● **Task brief**
Below are some records. Pull every line that contains the word "植物动力".

>> Start Given entries

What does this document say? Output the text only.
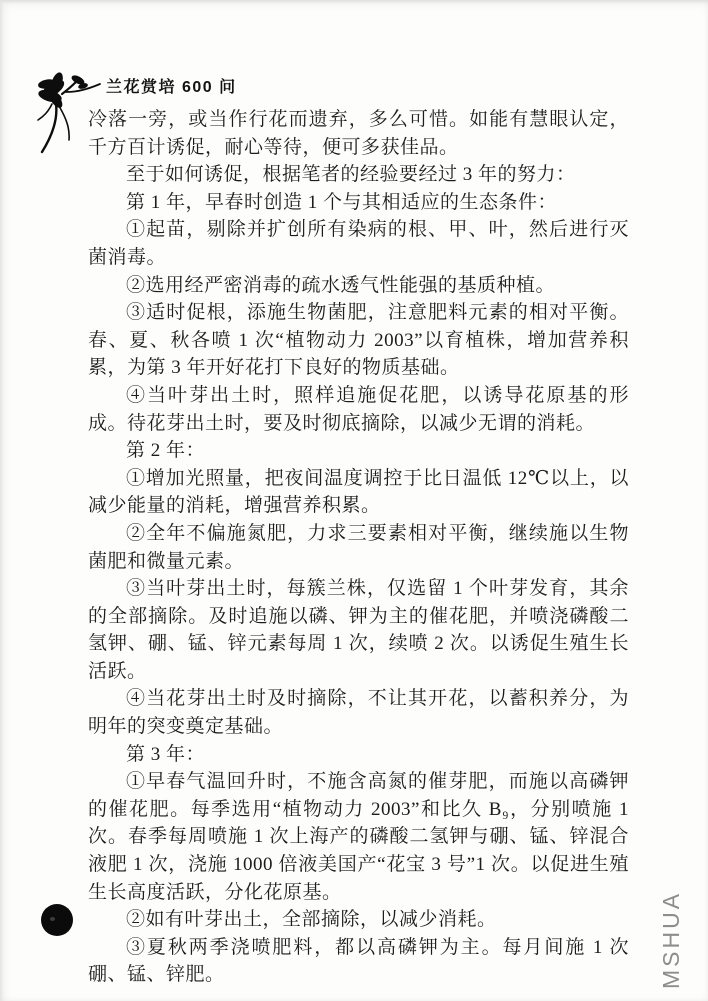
兰花赏培 600 问

冷落一旁，或当作行花而遗弃，多么可惜。如能有慧眼认定，千方百计诱促，耐心等待，便可多获佳品。

至于如何诱促，根据笔者的经验要经过 3 年的努力：

第 1 年，早春时创造 1 个与其相适应的生态条件：

①起苗，剔除并扩创所有染病的根、甲、叶，然后进行灭菌消毒。

②选用经严密消毒的疏水透气性能强的基质种植。

③适时促根，添施生物菌肥，注意肥料元素的相对平衡。春、夏、秋各喷 1 次“植物动力 2003”以育植株，增加营养积累，为第 3 年开好花打下良好的物质基础。

④当叶芽出土时，照样追施促花肥，以诱导花原基的形成。待花芽出土时，要及时彻底摘除，以减少无谓的消耗。

第 2 年：

①增加光照量，把夜间温度调控于比日温低 12℃以上，以减少能量的消耗，增强营养积累。

②全年不偏施氮肥，力求三要素相对平衡，继续施以生物菌肥和微量元素。

③当叶芽出土时，每簇兰株，仅选留 1 个叶芽发育，其余的全部摘除。及时追施以磷、钾为主的催花肥，并喷浇磷酸二氢钾、硼、锰、锌元素每周 1 次，续喷 2 次。以诱促生殖生长活跃。

④当花芽出土时及时摘除，不让其开花，以蓄积养分，为明年的突变奠定基础。

第 3 年：

①早春气温回升时，不施含高氮的催芽肥，而施以高磷钾的催花肥。每季选用“植物动力 2003”和比久 B₉，分别喷施 1 次。春季每周喷施 1 次上海产的磷酸二氢钾与硼、锰、锌混合液肥 1 次，浇施 1000 倍液美国产“花宝 3 号”1 次。以促进生殖生长高度活跃，分化花原基。

②如有叶芽出土，全部摘除，以减少消耗。

③夏秋两季浇喷肥料，都以高磷钾为主。每月间施 1 次硼、锰、锌肥。	MSHUA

>> End Given entries

● **Result**
③适时促根，添施生物菌肥，注意肥料元素的相对平衡。春、夏、秋各喷 1 次“植物动力 2003”以育植株，增加营养积累，为第 3 年开好花打下良好的物质基础。
①早春气温回升时，不施含高氮的催芽肥，而施以高磷钾的催花肥。每季选用“植物动力 2003”和比久 B₉，分别喷施 1 次。春季每周喷施 1 次上海产的磷酸二氢钾与硼、锰、锌混合液肥 1 次，浇施 1000 倍液美国产“花宝 3 号”1 次。以促进生殖生长高度活跃，分化花原基。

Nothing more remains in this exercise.